● Data provided
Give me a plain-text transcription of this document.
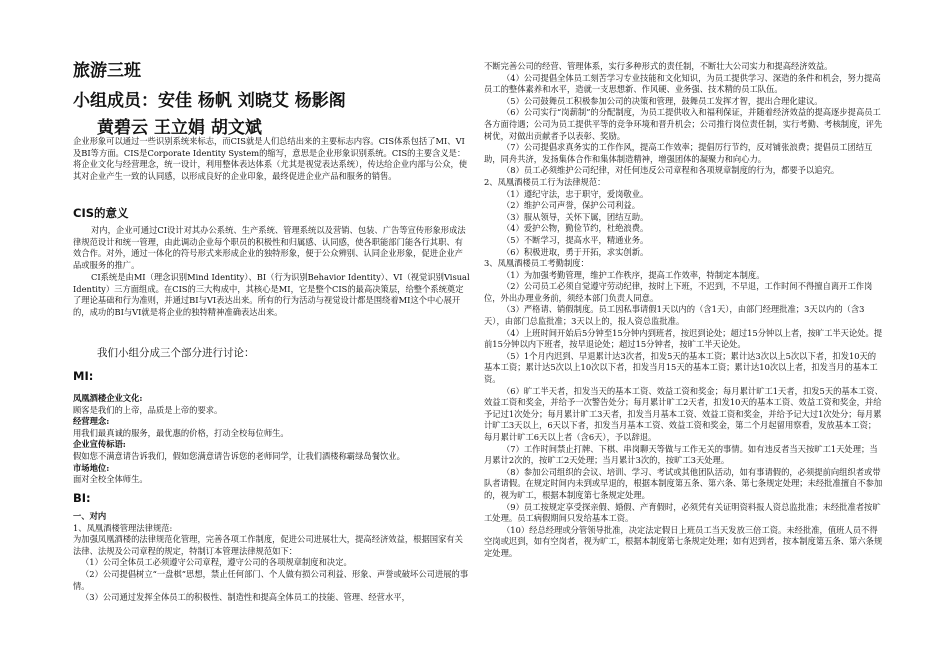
旅游三班
小组成员：安佳 杨帆 刘晓艾 杨影阁
黄碧云 王立娟 胡文斌

企业形象可以通过一些识别系统来标志，而CIS就是人们总结出来的主要标志内容。CIS体系包括了MI、VI及BI等方面。CIS是Corporate Identity System的缩写，意思是企业形象识别系统。CIS的主要含义是：将企业文化与经营理念，统一设计，利用整体表达体系（尤其是视觉表达系统），传达给企业内部与公众，使其对企业产生一致的认同感，以形成良好的企业印象，最终促进企业产品和服务的销售。

CIS的意义

对内，企业可通过CI设计对其办公系统、生产系统、管理系统以及营销、包装、广告等宣传形象形成法律规范设计和统一管理，由此调动企业每个职员的积极性和归属感、认同感，使各职能部门能各行其职、有效合作。对外，通过一体化的符号形式来形成企业的独特形象，便于公众辨别、认同企业形象，促进企业产品或服务的推广。

CI系统是由MI（理念识别Mind Identity）、BI（行为识别Behavior Identity）、VI（视觉识别Visual Identity）三方面组成。在CIS的三大构成中，其核心是MI，它是整个CIS的最高决策层，给整个系统奠定了理论基础和行为准则，并通过BI与VI表达出来。所有的行为活动与视觉设计都是围绕着MI这个中心展开的，成功的BI与VI就是将企业的独特精神准确表达出来。

我们小组分成三个部分进行讨论：
MI:

凤凰酒楼企业文化:

顾客是我们的上帝，品质是上帝的要求。

经营理念:

用我们最真诚的服务，最优惠的价格，打动全校每位师生。

企业宣传标语:

假如您不满意请告诉我们，假如您满意请告诉您的老师同学，让我们酒楼称霸绿岛餐饮业。

市场地位:

面对全校全体师生。

BI:

一、对内

1、凤凰酒楼管理法律规范:

为加强凤凰酒楼的法律规范化管理，完善各项工作制度，促进公司进展壮大，提高经济效益，根据国家有关法律、法规及公司章程的规定，特制订本管理法律规范如下：

（1）公司全体员工必须遵守公司章程，遵守公司的各项规章制度和决定。

（2）公司提倡树立“一盘棋”思想，禁止任何部门、个人做有损公司利益、形象、声誉或破坏公司进展的事情。

（3）公司通过发挥全体员工的积极性、制造性和提高全体员工的技能、管理、经营水平，

不断完善公司的经营、管理体系，实行多种形式的责任制，不断壮大公司实力和提高经济效益。

（4）公司提倡全体员工刻苦学习专业技能和文化知识，为员工提供学习、深造的条件和机会，努力提高员工的整体素养和水平，造就一支思想新、作风硬、业务强、技术精的员工队伍。

（5）公司鼓舞员工积极参加公司的决策和管理，鼓舞员工发挥才智，提出合理化建议。

（6）公司实行“岗薪制”的分配制度，为员工提供收入和福利保证，并随着经济效益的提高逐步提高员工各方面待遇；公司为员工提供平等的竞争环境和晋升机会；公司推行岗位责任制，实行考勤、考核制度，评先树优，对做出贡献者予以表彰、奖励。

（7）公司提倡求真务实的工作作风，提高工作效率；提倡厉行节约，反对铺张浪费；提倡员工团结互助，同舟共济，发扬集体合作和集体制造精神，增强团体的凝聚力和向心力。

（8）员工必须维护公司纪律，对任何违反公司章程和各项规章制度的行为，都要予以追究。

2、凤凰酒楼员工行为法律规范：

（1）遵纪守法，忠于职守，爱岗敬业。

（2）维护公司声誉，保护公司利益。

（3）服从领导，关怀下属，团结互助。

（4）爱护公物，勤俭节约，杜绝浪费。

（5）不断学习，提高水平，精通业务。

（6）积极进取，勇于开拓，求实创新。

3、凤凰酒楼员工考勤制度：

（1）为加强考勤管理，维护工作秩序，提高工作效率，特制定本制度。

（2）公司员工必须自觉遵守劳动纪律，按时上下班，不迟到，不早退，工作时间不得擅自离开工作岗位，外出办理业务前，须经本部门负责人同意。

（3）严格请、销假制度。员工因私事请假1天以内的（含1天），由部门经理批准；3天以内的（含3天），由部门总监批准；3天以上的，报人资总监批准。

（4）上班时间开始后5分钟至15分钟内到班者，按迟到论处；超过15分钟以上者，按旷工半天论处。提前15分钟以内下班者，按早退论处；超过15分钟者，按旷工半天论处。

（5）1个月内迟到、早退累计达3次者，扣发5天的基本工资；累计达3次以上5次以下者，扣发10天的基本工资；累计达5次以上10次以下者，扣发当月15天的基本工资；累计达10次以上者，扣发当月的基本工资。

（6）旷工半天者，扣发当天的基本工资、效益工资和奖金；每月累计旷工1天者，扣发5天的基本工资、效益工资和奖金，并给予一次警告处分；每月累计旷工2天者，扣发10天的基本工资、效益工资和奖金，并给予记过1次处分；每月累计旷工3天者，扣发当月基本工资、效益工资和奖金，并给予记大过1次处分；每月累计旷工3天以上，6天以下者，扣发当月基本工资、效益工资和奖金，第二个月起留用察看，发放基本工资；每月累计旷工6天以上者（含6天），予以辞退。

（7）工作时间禁止打牌、下棋、串岗聊天等做与工作无关的事情。如有违反者当天按旷工1天处理；当月累计2次的，按旷工2天处理；当月累计3次的，按旷工3天处理。

（8）参加公司组织的会议、培训、学习、考试或其他团队活动，如有事请假的，必须提前向组织者或带队者请假。在规定时间内未到或早退的，根据本制度第五条、第六条、第七条规定处理；未经批准擅自不参加的，视为旷工，根据本制度第七条规定处理。

（9）员工按规定享受探亲假、婚假、产育假时，必须凭有关证明资料报人资总监批准；未经批准者按旷工处理。员工病假期间只发给基本工资。

（10）经总经理或分管领导批准，决定法定假日上班员工当天发放三倍工资。未经批准，值班人员不得空岗或迟到，如有空岗者，视为旷工，根据本制度第七条规定处理；如有迟到者，按本制度第五条、第六条规定处理。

● Problem statement
The data should be printed again unchanged; leave its pictures out.

● Solution for this exercise
Give me a plain-text transcription of this document.
旅游三班
小组成员：安佳 杨帆 刘晓艾 杨影阁
黄碧云 王立娟 胡文斌

企业形象可以通过一些识别系统来标志，而CIS就是人们总结出来的主要标志内容。CIS体系包括了MI、VI及BI等方面。CIS是Corporate Identity System的缩写，意思是企业形象识别系统。CIS的主要含义是：将企业文化与经营理念，统一设计，利用整体表达体系（尤其是视觉表达系统），传达给企业内部与公众，使其对企业产生一致的认同感，以形成良好的企业印象，最终促进企业产品和服务的销售。

CIS的意义

对内，企业可通过CI设计对其办公系统、生产系统、管理系统以及营销、包装、广告等宣传形象形成法律规范设计和统一管理，由此调动企业每个职员的积极性和归属感、认同感，使各职能部门能各行其职、有效合作。对外，通过一体化的符号形式来形成企业的独特形象，便于公众辨别、认同企业形象，促进企业产品或服务的推广。

CI系统是由MI（理念识别Mind Identity）、BI（行为识别Behavior Identity）、VI（视觉识别Visual Identity）三方面组成。在CIS的三大构成中，其核心是MI，它是整个CIS的最高决策层，给整个系统奠定了理论基础和行为准则，并通过BI与VI表达出来。所有的行为活动与视觉设计都是围绕着MI这个中心展开的，成功的BI与VI就是将企业的独特精神准确表达出来。

我们小组分成三个部分进行讨论：
MI:

凤凰酒楼企业文化:

顾客是我们的上帝，品质是上帝的要求。

经营理念:

用我们最真诚的服务，最优惠的价格，打动全校每位师生。

企业宣传标语:

假如您不满意请告诉我们，假如您满意请告诉您的老师同学，让我们酒楼称霸绿岛餐饮业。

市场地位:

面对全校全体师生。

BI:

一、对内

1、凤凰酒楼管理法律规范:

为加强凤凰酒楼的法律规范化管理，完善各项工作制度，促进公司进展壮大，提高经济效益，根据国家有关法律、法规及公司章程的规定，特制订本管理法律规范如下：

（1）公司全体员工必须遵守公司章程，遵守公司的各项规章制度和决定。

（2）公司提倡树立“一盘棋”思想，禁止任何部门、个人做有损公司利益、形象、声誉或破坏公司进展的事情。

（3）公司通过发挥全体员工的积极性、制造性和提高全体员工的技能、管理、经营水平，

不断完善公司的经营、管理体系，实行多种形式的责任制，不断壮大公司实力和提高经济效益。

（4）公司提倡全体员工刻苦学习专业技能和文化知识，为员工提供学习、深造的条件和机会，努力提高员工的整体素养和水平，造就一支思想新、作风硬、业务强、技术精的员工队伍。

（5）公司鼓舞员工积极参加公司的决策和管理，鼓舞员工发挥才智，提出合理化建议。

（6）公司实行“岗薪制”的分配制度，为员工提供收入和福利保证，并随着经济效益的提高逐步提高员工各方面待遇；公司为员工提供平等的竞争环境和晋升机会；公司推行岗位责任制，实行考勤、考核制度，评先树优，对做出贡献者予以表彰、奖励。

（7）公司提倡求真务实的工作作风，提高工作效率；提倡厉行节约，反对铺张浪费；提倡员工团结互助，同舟共济，发扬集体合作和集体制造精神，增强团体的凝聚力和向心力。

（8）员工必须维护公司纪律，对任何违反公司章程和各项规章制度的行为，都要予以追究。

2、凤凰酒楼员工行为法律规范：

（1）遵纪守法，忠于职守，爱岗敬业。

（2）维护公司声誉，保护公司利益。

（3）服从领导，关怀下属，团结互助。

（4）爱护公物，勤俭节约，杜绝浪费。

（5）不断学习，提高水平，精通业务。

（6）积极进取，勇于开拓，求实创新。

3、凤凰酒楼员工考勤制度：

（1）为加强考勤管理，维护工作秩序，提高工作效率，特制定本制度。

（2）公司员工必须自觉遵守劳动纪律，按时上下班，不迟到，不早退，工作时间不得擅自离开工作岗位，外出办理业务前，须经本部门负责人同意。

（3）严格请、销假制度。员工因私事请假1天以内的（含1天），由部门经理批准；3天以内的（含3天），由部门总监批准；3天以上的，报人资总监批准。

（4）上班时间开始后5分钟至15分钟内到班者，按迟到论处；超过15分钟以上者，按旷工半天论处。提前15分钟以内下班者，按早退论处；超过15分钟者，按旷工半天论处。

（5）1个月内迟到、早退累计达3次者，扣发5天的基本工资；累计达3次以上5次以下者，扣发10天的基本工资；累计达5次以上10次以下者，扣发当月15天的基本工资；累计达10次以上者，扣发当月的基本工资。

（6）旷工半天者，扣发当天的基本工资、效益工资和奖金；每月累计旷工1天者，扣发5天的基本工资、效益工资和奖金，并给予一次警告处分；每月累计旷工2天者，扣发10天的基本工资、效益工资和奖金，并给予记过1次处分；每月累计旷工3天者，扣发当月基本工资、效益工资和奖金，并给予记大过1次处分；每月累计旷工3天以上，6天以下者，扣发当月基本工资、效益工资和奖金，第二个月起留用察看，发放基本工资；每月累计旷工6天以上者（含6天），予以辞退。

（7）工作时间禁止打牌、下棋、串岗聊天等做与工作无关的事情。如有违反者当天按旷工1天处理；当月累计2次的，按旷工2天处理；当月累计3次的，按旷工3天处理。

（8）参加公司组织的会议、培训、学习、考试或其他团队活动，如有事请假的，必须提前向组织者或带队者请假。在规定时间内未到或早退的，根据本制度第五条、第六条、第七条规定处理；未经批准擅自不参加的，视为旷工，根据本制度第七条规定处理。

（9）员工按规定享受探亲假、婚假、产育假时，必须凭有关证明资料报人资总监批准；未经批准者按旷工处理。员工病假期间只发给基本工资。

（10）经总经理或分管领导批准，决定法定假日上班员工当天发放三倍工资。未经批准，值班人员不得空岗或迟到，如有空岗者，视为旷工，根据本制度第七条规定处理；如有迟到者，按本制度第五条、第六条规定处理。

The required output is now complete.